▸ Task requirements
In the entries below, count each line holding the word "拒不退出物业管理区域的". Answer with the total alone.

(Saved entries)
►

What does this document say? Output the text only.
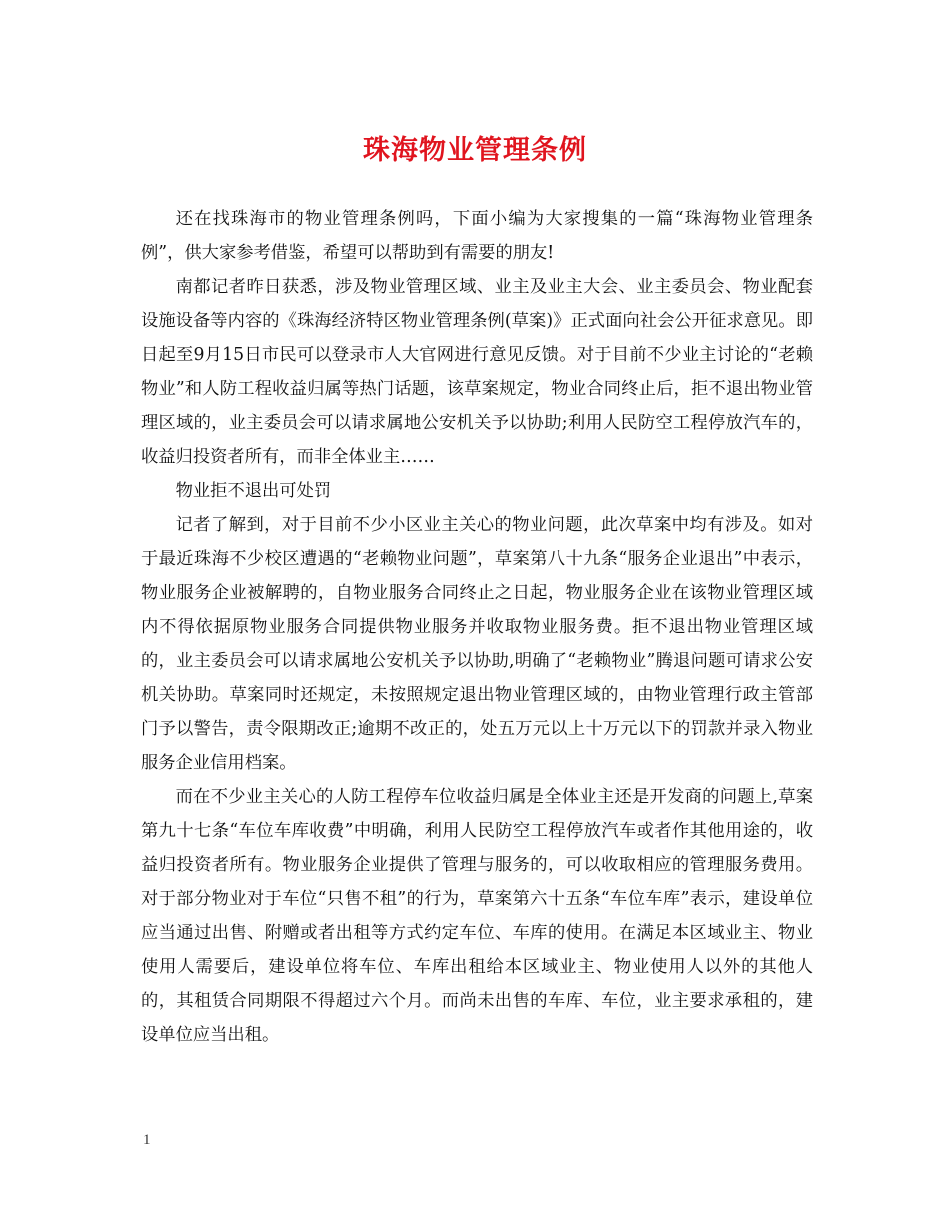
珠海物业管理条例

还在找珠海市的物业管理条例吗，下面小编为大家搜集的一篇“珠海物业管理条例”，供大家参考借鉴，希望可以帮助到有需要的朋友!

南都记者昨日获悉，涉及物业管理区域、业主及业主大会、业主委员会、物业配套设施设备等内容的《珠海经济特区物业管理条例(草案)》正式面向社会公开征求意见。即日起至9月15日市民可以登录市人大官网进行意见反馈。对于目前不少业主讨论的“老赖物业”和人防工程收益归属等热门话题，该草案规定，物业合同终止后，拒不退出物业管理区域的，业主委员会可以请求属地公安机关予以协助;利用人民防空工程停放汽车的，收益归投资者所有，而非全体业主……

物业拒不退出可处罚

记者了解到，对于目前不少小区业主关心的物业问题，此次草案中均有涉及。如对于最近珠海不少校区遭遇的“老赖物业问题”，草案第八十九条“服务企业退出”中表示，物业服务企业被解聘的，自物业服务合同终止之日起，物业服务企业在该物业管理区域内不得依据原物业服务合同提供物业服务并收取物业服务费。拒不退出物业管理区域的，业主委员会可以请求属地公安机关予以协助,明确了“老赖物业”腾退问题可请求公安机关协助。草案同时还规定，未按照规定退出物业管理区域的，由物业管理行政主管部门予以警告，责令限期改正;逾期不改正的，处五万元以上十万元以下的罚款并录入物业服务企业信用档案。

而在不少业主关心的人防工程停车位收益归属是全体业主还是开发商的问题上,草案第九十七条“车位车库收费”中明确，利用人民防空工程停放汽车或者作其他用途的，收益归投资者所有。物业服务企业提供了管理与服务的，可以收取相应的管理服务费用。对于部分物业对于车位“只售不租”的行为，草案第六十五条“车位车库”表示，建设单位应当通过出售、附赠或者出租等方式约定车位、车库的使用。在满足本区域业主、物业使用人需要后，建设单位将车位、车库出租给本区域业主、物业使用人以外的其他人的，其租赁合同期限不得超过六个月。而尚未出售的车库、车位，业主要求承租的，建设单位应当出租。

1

◄

▸ Output for this exercise
2